Source data

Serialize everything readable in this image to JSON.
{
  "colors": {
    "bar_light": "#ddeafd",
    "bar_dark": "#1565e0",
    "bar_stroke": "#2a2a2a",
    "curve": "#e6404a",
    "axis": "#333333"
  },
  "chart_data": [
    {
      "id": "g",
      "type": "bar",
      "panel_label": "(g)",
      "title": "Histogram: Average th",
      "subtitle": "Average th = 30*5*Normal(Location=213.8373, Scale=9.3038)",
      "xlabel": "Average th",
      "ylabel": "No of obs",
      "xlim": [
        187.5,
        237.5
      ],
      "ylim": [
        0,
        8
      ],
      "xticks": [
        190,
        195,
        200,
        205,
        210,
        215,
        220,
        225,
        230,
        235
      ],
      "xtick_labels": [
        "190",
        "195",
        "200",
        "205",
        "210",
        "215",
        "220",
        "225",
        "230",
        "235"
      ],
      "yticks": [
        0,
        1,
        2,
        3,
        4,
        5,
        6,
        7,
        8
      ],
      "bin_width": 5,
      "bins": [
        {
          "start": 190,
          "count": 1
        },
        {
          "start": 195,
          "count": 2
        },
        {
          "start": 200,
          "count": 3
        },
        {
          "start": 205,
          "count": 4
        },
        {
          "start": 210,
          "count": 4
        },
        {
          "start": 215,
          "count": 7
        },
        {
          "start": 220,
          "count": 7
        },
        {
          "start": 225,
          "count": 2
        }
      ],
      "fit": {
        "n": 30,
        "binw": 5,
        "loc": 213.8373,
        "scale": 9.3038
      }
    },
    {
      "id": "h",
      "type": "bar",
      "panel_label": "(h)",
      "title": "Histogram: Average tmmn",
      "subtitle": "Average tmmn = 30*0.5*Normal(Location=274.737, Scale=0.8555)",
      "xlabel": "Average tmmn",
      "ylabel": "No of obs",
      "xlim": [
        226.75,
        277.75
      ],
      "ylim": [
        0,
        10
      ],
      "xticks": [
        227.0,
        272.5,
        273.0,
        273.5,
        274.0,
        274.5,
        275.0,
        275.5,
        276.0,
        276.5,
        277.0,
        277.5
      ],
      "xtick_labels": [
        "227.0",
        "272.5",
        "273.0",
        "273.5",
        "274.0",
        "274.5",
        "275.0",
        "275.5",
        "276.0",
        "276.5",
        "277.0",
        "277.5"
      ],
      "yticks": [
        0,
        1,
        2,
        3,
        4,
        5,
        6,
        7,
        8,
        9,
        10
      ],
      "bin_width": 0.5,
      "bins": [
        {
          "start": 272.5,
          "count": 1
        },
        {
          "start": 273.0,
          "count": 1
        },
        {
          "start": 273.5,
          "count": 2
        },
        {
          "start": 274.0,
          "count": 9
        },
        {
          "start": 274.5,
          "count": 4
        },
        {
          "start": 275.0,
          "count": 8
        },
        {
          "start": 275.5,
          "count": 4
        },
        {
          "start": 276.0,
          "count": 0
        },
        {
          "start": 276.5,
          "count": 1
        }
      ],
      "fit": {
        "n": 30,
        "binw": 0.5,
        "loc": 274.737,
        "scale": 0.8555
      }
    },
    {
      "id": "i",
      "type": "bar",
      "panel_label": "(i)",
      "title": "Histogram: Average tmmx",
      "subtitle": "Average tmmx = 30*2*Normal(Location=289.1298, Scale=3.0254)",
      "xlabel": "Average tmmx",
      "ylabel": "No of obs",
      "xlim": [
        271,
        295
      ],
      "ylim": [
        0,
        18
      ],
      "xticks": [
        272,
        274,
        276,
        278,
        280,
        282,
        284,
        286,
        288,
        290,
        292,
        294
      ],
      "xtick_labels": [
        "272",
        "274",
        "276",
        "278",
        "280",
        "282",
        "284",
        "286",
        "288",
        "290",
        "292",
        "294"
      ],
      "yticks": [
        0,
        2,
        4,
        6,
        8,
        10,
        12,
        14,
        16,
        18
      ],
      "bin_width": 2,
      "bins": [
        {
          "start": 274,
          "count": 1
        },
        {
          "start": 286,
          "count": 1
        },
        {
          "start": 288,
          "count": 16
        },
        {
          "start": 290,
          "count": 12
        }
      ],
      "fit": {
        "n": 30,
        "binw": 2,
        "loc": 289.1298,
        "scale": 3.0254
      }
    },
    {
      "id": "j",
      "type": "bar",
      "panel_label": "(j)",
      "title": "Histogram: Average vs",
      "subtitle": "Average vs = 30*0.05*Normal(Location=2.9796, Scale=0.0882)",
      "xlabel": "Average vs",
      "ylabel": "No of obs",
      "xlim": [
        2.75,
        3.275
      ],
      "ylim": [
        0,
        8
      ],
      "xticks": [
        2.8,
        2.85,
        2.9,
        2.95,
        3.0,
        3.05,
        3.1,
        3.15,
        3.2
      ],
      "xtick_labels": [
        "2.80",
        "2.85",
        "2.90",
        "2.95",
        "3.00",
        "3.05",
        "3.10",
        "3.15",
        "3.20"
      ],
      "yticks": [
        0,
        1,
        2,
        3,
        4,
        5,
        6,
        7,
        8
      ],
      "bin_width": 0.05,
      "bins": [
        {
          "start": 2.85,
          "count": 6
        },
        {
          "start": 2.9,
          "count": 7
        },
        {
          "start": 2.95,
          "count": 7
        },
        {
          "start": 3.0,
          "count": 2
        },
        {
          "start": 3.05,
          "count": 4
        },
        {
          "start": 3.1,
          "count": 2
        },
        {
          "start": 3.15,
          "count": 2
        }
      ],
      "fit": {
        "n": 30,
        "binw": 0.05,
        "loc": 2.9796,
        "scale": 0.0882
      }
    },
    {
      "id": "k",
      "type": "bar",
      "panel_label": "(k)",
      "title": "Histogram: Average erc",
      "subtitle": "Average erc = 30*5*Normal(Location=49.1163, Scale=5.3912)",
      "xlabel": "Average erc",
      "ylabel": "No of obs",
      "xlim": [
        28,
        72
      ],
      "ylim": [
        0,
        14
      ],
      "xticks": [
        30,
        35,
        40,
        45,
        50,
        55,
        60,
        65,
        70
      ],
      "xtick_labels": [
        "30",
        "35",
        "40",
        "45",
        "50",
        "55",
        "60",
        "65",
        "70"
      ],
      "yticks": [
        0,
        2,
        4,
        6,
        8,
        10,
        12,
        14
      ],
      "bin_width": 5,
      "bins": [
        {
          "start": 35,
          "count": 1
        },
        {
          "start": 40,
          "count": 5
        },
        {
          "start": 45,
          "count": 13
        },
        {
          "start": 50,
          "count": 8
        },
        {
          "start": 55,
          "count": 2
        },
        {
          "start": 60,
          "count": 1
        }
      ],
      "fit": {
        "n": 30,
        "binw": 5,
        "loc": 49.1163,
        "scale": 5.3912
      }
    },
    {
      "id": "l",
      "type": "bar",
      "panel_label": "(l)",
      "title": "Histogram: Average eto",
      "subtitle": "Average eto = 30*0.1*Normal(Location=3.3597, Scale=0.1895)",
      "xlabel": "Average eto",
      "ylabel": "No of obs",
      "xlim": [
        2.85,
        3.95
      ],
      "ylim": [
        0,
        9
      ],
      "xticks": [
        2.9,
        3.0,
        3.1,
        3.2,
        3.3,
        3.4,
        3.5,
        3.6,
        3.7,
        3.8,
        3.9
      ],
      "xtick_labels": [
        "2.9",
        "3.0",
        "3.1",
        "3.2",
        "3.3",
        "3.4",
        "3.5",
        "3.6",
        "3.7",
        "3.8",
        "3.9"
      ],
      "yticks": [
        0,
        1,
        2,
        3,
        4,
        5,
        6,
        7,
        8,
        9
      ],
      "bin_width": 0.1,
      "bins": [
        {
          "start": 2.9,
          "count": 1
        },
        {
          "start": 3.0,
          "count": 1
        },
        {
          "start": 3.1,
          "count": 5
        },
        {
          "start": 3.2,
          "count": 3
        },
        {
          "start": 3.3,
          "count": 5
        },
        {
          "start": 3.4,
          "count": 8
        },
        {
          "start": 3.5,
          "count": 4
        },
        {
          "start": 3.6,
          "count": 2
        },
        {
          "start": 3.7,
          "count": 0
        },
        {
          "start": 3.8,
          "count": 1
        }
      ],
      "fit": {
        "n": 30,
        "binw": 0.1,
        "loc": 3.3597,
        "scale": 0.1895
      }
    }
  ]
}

The exercise
List every line above containing the word "xlabel".

Completed exercise
      "xlabel": "Average th",
      "xlabel": "Average tmmn",
      "xlabel": "Average tmmx",
      "xlabel": "Average vs",
      "xlabel": "Average erc",
      "xlabel": "Average eto",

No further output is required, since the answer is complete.